:: Records ::
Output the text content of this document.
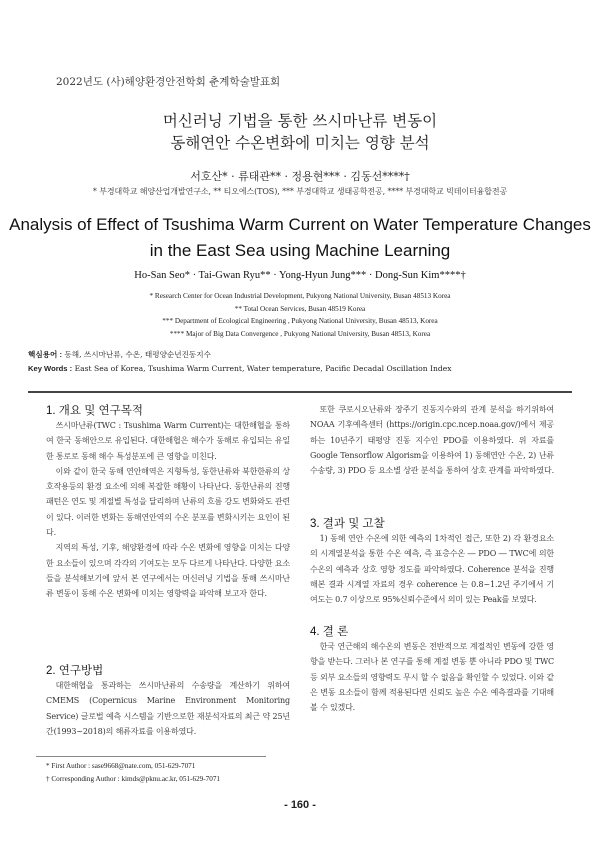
2022년도 (사)해양환경안전학회 춘계학술발표회
머신러닝 기법을 통한 쓰시마난류 변동이
동해연안 수온변화에 미치는 영향 분석
서호산* · 류태관** · 정용현*** · 김동선****†
* 부경대학교 해양산업개발연구소, ** 티오에스(TOS), *** 부경대학교 생태공학전공, **** 부경대학교 빅데이터융합전공
Analysis of Effect of Tsushima Warm Current on Water Temperature Changes
in the East Sea using Machine Learning
Ho-San Seo* · Tai-Gwan Ryu** · Yong-Hyun Jung*** · Dong-Sun Kim****†
* Research Center for Ocean Industrial Development, Pukyong National University, Busan 48513 Korea
** Total Ocean Services, Busan 48519 Korea
*** Department of Ecological Engineering , Pukyong National University, Busan 48513, Korea
**** Major of Big Data Convergence , Pukyong National University, Busan 48513, Korea
핵심용어 : 동해, 쓰시마난류, 수온, 태평양순년진동지수
Key Words : East Sea of Korea, Tsushima Warm Current, Water temperature, Pacific Decadal Oscillation Index
1. 개요 및 연구목적

쓰시마난류(TWC : Tsushima Warm Current)는 대한해협을 통하여 한국 동해안으로 유입된다. 대한해협은 해수가 동해로 유입되는 유일한 통로로 동해 해수 특성분포에 큰 영향을 미친다.

이와 같이 한국 동해 연안해역은 지형특성, 동한난류와 북한한류의 상호작용등의 환경 요소에 의해 복잡한 해황이 나타난다. 동한난류의 진행 패턴은 연도 및 계절별 특성을 달리하며 난류의 흐름 강도 변화와도 관련이 있다. 이러한 변화는 동해연안역의 수온 분포를 변화시키는 요인이 된다.

지역의 특성, 기후, 해양환경에 따라 수온 변화에 영향을 미치는 다양한 요소들이 있으며 각각의 기여도는 모두 다르게 나타난다. 다양한 요소들을 분석해보기에 앞서 본 연구에서는 머신러닝 기법을 통해 쓰시마난류 변동이 동해 수온 변화에 미치는 영향력을 파악해 보고자 한다.

2. 연구방법

대한해협을 통과하는 쓰시마난류의 수송량을 계산하기 위하여 CMEMS (Copernicus Marine Environment Monitoring Service) 글로벌 예측 시스템을 기반으로한 재분석자료의 최근 약 25년간(1993~2018)의 해류자료를 이용하였다.

또한 쿠로시오난류와 장주기 진동지수와의 관계 분석을 하기위하여 NOAA 기후예측센터 (https://origin.cpc.ncep.noaa.gov/)에서 제공하는 10년주기 태평양 진동 지수인 PDO를 이용하였다. 위 자료를 Google Tensorflow Algorism을 이용하여 1) 동해연안 수온, 2) 난류수송량, 3) PDO 등 요소별 상관 분석을 통하여 상호 관계를 파악하였다.

3. 결과 및 고찰

1) 동해 연안 수온에 의한 예측의 1차적인 접근, 또한 2) 각 환경요소의 시계열분석을 통한 수온 예측, 즉 표층수온 ― PDO ― TWC에 의한 수온의 예측과 상호 영향 정도를 파악하였다. Coherence 분석을 진행해본 결과 시계열 자료의 경우 coherence 는 0.8~1.2년 주기에서 기여도는 0.7 이상으로 95%신뢰수준에서 의미 있는 Peak를 보였다.

4. 결 론

한국 연근해의 해수온의 변동은 전반적으로 계절적인 변동에 강한 영향을 받는다. 그러나 본 연구를 통해 계절 변동 뿐 아니라 PDO 및 TWC등 외부 요소들의 영향력도 무시 할 수 없음을 확인할 수 있었다. 이와 같은 변동 요소들이 함께 적용된다면 신뢰도 높은 수온 예측결과를 기대해 볼 수 있겠다.

* First Author : sase9668@nate.com, 051-629-7071
† Corresponding Author : kimds@pknu.ac.kr, 051-629-7071
- 160 -
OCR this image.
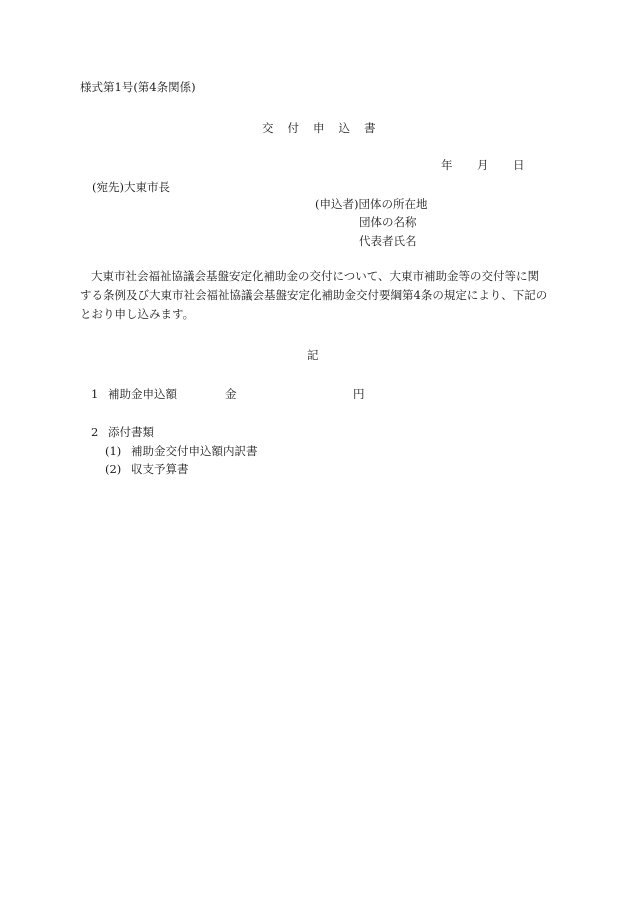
様式第1号(第4条関係)
交 付 申 込 書
年 月 日
(宛先)大東市長
(申込者)団体の所在地
団体の名称
代表者氏名
大東市社会福祉協議会基盤安定化補助金の交付について、大東市補助金等の交付等に関する条例及び大東市社会福祉協議会基盤安定化補助金交付要綱第4条の規定により、下記のとおり申し込みます。
記
1 補助金申込額	金	円
2 添付書類
(1) 補助金交付申込額内訳書
(2) 収支予算書
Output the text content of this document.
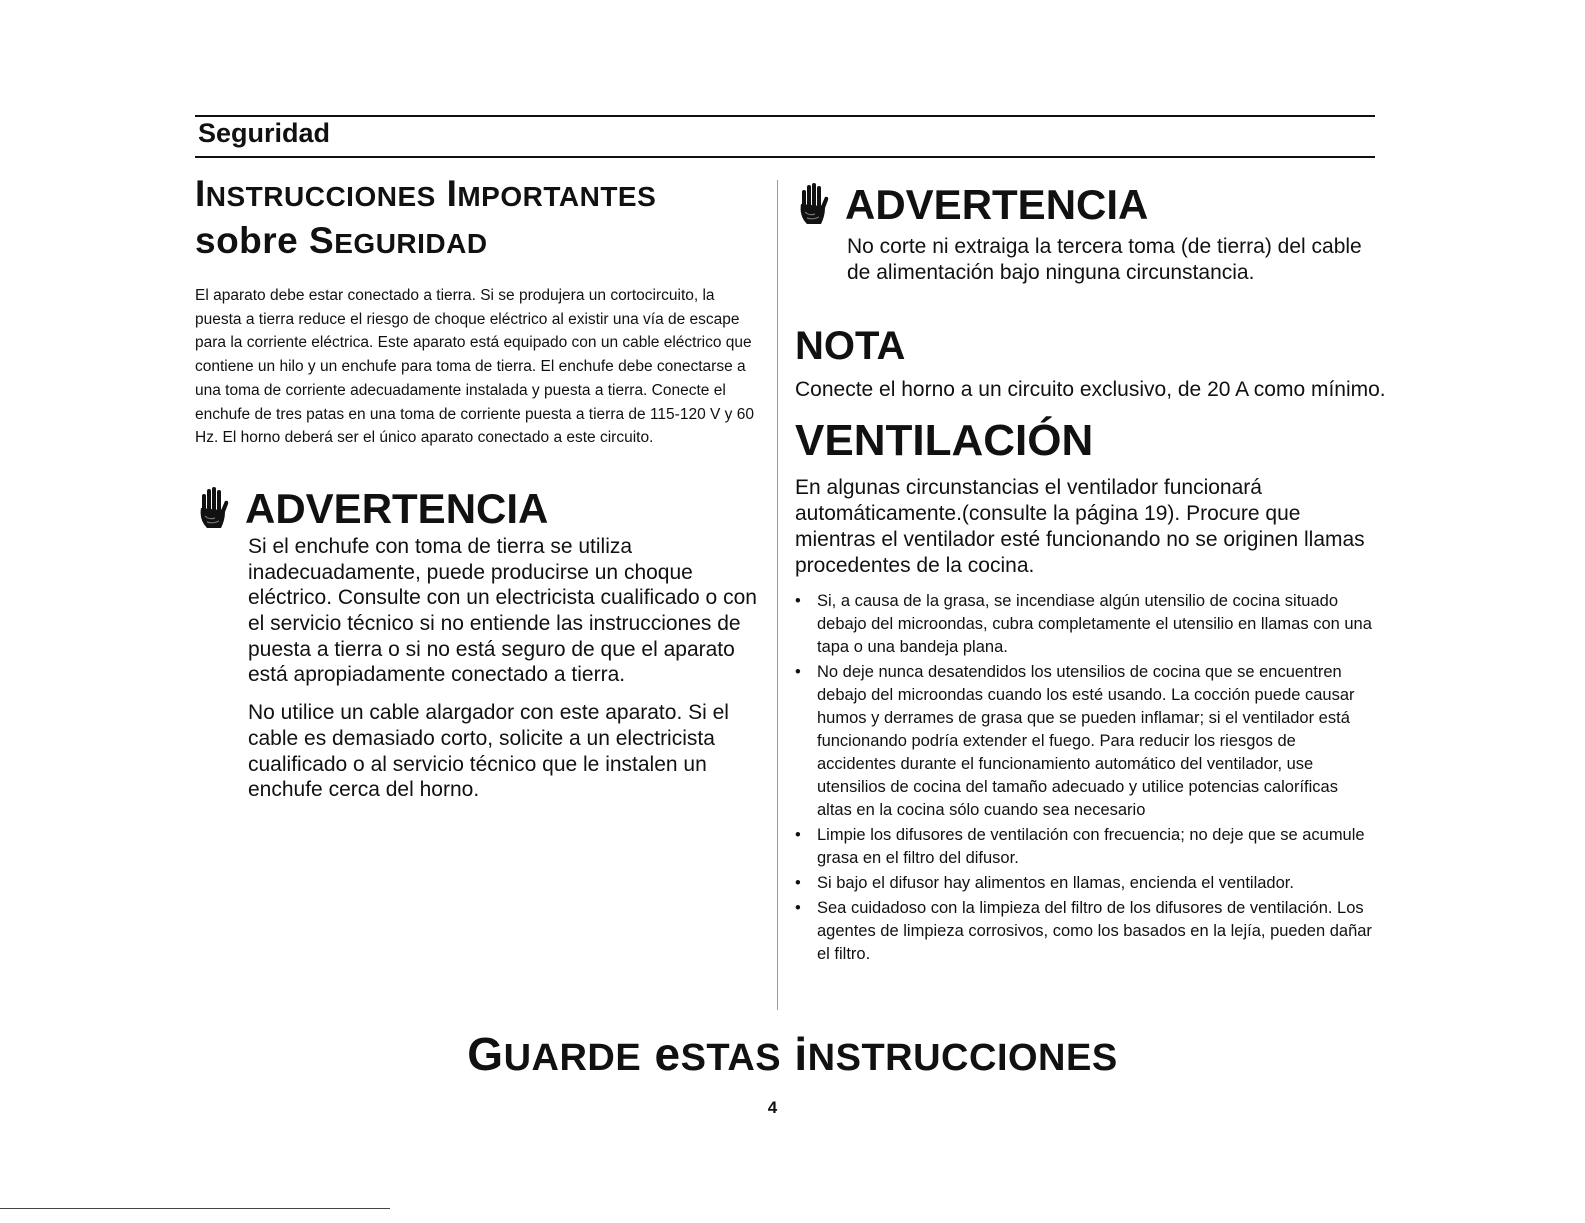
Seguridad
INSTRUCCIONES IMPORTANTES
sobre SEGURIDAD

El aparato debe estar conectado a tierra. Si se produjera un cortocircuito, la puesta a tierra reduce el riesgo de choque eléctrico al existir una vía de escape para la corriente eléctrica. Este aparato está equipado con un cable eléctrico que contiene un hilo y un enchufe para toma de tierra. El enchufe debe conectarse a una toma de corriente adecuadamente instalada y puesta a tierra. Conecte el enchufe de tres patas en una toma de corriente puesta a tierra de 115-120 V y 60 Hz. El horno deberá ser el único aparato conectado a este circuito.

ADVERTENCIA

Si el enchufe con toma de tierra se utiliza inadecuadamente, puede producirse un choque eléctrico. Consulte con un electricista cualificado o con el servicio técnico si no entiende las instrucciones de puesta a tierra o si no está seguro de que el aparato está apropiadamente conectado a tierra.

No utilice un cable alargador con este aparato. Si el cable es demasiado corto, solicite a un electricista cualificado o al servicio técnico que le instalen un enchufe cerca del horno.

ADVERTENCIA

No corte ni extraiga la tercera toma (de tierra) del cable de alimentación bajo ninguna circunstancia.

NOTA

Conecte el horno a un circuito exclusivo, de 20 A como mínimo.

VENTILACIÓN

En algunas circunstancias el ventilador funcionará automáticamente.(consulte la página 19). Procure que mientras el ventilador esté funcionando no se originen llamas procedentes de la cocina.

• Si, a causa de la grasa, se incendiase algún utensilio de cocina situado debajo del microondas, cubra completamente el utensilio en llamas con una tapa o una bandeja plana.
• No deje nunca desatendidos los utensilios de cocina que se encuentren debajo del microondas cuando los esté usando. La cocción puede causar humos y derrames de grasa que se pueden inflamar; si el ventilador está funcionando podría extender el fuego. Para reducir los riesgos de accidentes durante el funcionamiento automático del ventilador, use utensilios de cocina del tamaño adecuado y utilice potencias caloríficas altas en la cocina sólo cuando sea necesario
• Limpie los difusores de ventilación con frecuencia; no deje que se acumule grasa en el filtro del difusor.
• Si bajo el difusor hay alimentos en llamas, encienda el ventilador.
• Sea cuidadoso con la limpieza del filtro de los difusores de ventilación. Los agentes de limpieza corrosivos, como los basados en la lejía, pueden dañar el filtro.
GUARDE eSTAS iNSTRUCCIONES
4
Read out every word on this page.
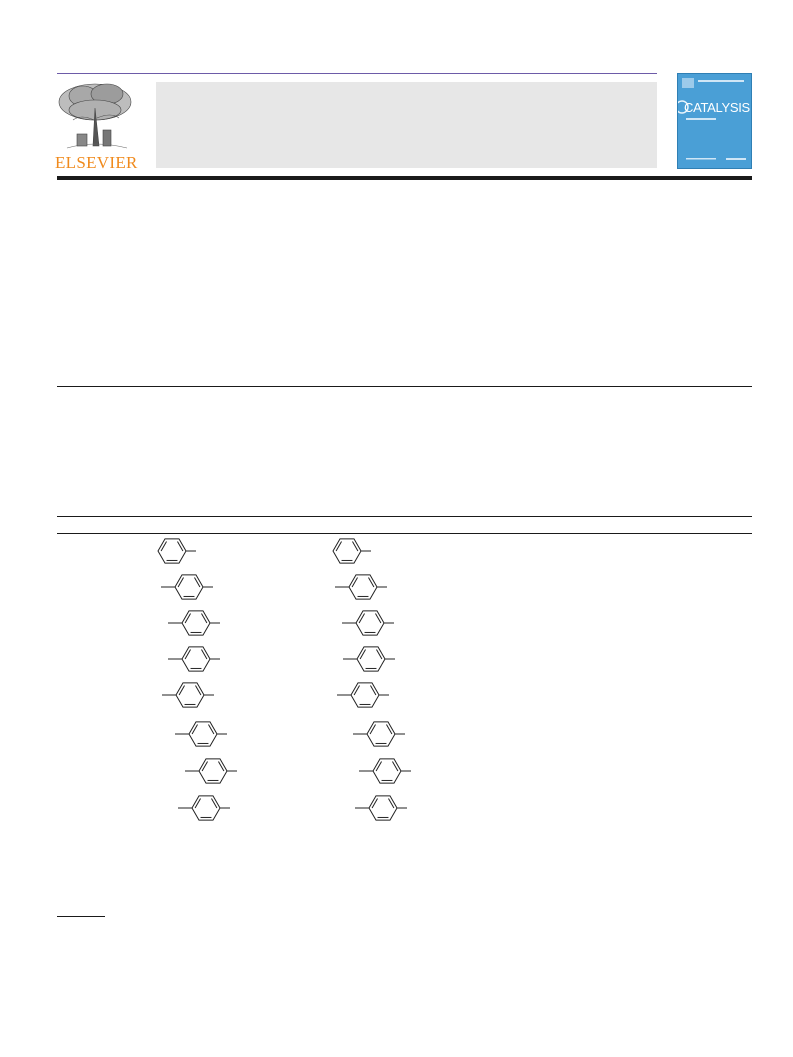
ELSEVIER
CATALYSIS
:::
What you have to do -
Return every line above that contains the word "이용하였다".

Correct answer -
대한해협을 통과하는 쓰시마난류의 수송량을 계산하기 위하여 CMEMS (Copernicus Marine Environment Monitoring Service) 글로벌 예측 시스템을 기반으로한 재분석자료의 최근 약 25년간(1993~2018)의 해류자료를 이용하였다.
또한 쿠로시오난류와 장주기 진동지수와의 관계 분석을 하기위하여 NOAA 기후예측센터 (https://origin.cpc.ncep.noaa.gov/)에서 제공하는 10년주기 태평양 진동 지수인 PDO를 이용하였다. 위 자료를 Google Tensorflow Algorism을 이용하여 1) 동해연안 수온, 2) 난류수송량, 3) PDO 등 요소별 상관 분석을 통하여 상호 관계를 파악하였다.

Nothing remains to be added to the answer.